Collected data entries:
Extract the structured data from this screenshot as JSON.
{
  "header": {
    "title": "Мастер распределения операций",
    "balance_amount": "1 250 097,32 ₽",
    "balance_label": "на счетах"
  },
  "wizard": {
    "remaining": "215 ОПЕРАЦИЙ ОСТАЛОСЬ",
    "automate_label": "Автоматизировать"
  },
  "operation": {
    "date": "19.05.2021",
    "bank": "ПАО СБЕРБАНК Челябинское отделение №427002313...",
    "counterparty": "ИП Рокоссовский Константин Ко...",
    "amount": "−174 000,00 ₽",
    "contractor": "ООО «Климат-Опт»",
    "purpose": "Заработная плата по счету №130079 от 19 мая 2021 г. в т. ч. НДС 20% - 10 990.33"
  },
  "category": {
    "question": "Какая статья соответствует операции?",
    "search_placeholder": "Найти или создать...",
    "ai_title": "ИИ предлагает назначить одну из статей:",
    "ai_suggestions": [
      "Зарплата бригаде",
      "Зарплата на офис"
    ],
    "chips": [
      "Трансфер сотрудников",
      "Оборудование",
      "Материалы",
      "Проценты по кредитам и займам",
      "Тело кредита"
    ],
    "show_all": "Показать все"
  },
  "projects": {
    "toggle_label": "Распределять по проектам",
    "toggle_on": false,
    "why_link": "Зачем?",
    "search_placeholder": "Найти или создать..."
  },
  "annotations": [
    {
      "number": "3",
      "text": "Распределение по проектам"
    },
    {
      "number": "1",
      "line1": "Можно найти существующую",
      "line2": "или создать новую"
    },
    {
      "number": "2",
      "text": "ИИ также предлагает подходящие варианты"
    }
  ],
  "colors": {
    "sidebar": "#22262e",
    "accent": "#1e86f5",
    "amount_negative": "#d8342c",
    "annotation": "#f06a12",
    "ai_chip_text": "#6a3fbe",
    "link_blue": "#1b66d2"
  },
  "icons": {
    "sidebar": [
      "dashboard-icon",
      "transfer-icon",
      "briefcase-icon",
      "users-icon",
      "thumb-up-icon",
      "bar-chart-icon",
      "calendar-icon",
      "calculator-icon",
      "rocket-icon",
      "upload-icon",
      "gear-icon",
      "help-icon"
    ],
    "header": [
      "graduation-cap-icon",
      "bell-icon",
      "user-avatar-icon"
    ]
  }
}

- **Exercise objective**: Each record must be returned exactly as it is written.

- **Task answer**:
Extract the structured data from this screenshot as JSON.
{
  "header": {
    "title": "Мастер распределения операций",
    "balance_amount": "1 250 097,32 ₽",
    "balance_label": "на счетах"
  },
  "wizard": {
    "remaining": "215 ОПЕРАЦИЙ ОСТАЛОСЬ",
    "automate_label": "Автоматизировать"
  },
  "operation": {
    "date": "19.05.2021",
    "bank": "ПАО СБЕРБАНК Челябинское отделение №427002313...",
    "counterparty": "ИП Рокоссовский Константин Ко...",
    "amount": "−174 000,00 ₽",
    "contractor": "ООО «Климат-Опт»",
    "purpose": "Заработная плата по счету №130079 от 19 мая 2021 г. в т. ч. НДС 20% - 10 990.33"
  },
  "category": {
    "question": "Какая статья соответствует операции?",
    "search_placeholder": "Найти или создать...",
    "ai_title": "ИИ предлагает назначить одну из статей:",
    "ai_suggestions": [
      "Зарплата бригаде",
      "Зарплата на офис"
    ],
    "chips": [
      "Трансфер сотрудников",
      "Оборудование",
      "Материалы",
      "Проценты по кредитам и займам",
      "Тело кредита"
    ],
    "show_all": "Показать все"
  },
  "projects": {
    "toggle_label": "Распределять по проектам",
    "toggle_on": false,
    "why_link": "Зачем?",
    "search_placeholder": "Найти или создать..."
  },
  "annotations": [
    {
      "number": "3",
      "text": "Распределение по проектам"
    },
    {
      "number": "1",
      "line1": "Можно найти существующую",
      "line2": "или создать новую"
    },
    {
      "number": "2",
      "text": "ИИ также предлагает подходящие варианты"
    }
  ],
  "colors": {
    "sidebar": "#22262e",
    "accent": "#1e86f5",
    "amount_negative": "#d8342c",
    "annotation": "#f06a12",
    "ai_chip_text": "#6a3fbe",
    "link_blue": "#1b66d2"
  },
  "icons": {
    "sidebar": [
      "dashboard-icon",
      "transfer-icon",
      "briefcase-icon",
      "users-icon",
      "thumb-up-icon",
      "bar-chart-icon",
      "calendar-icon",
      "calculator-icon",
      "rocket-icon",
      "upload-icon",
      "gear-icon",
      "help-icon"
    ],
    "header": [
      "graduation-cap-icon",
      "bell-icon",
      "user-avatar-icon"
    ]
  }
}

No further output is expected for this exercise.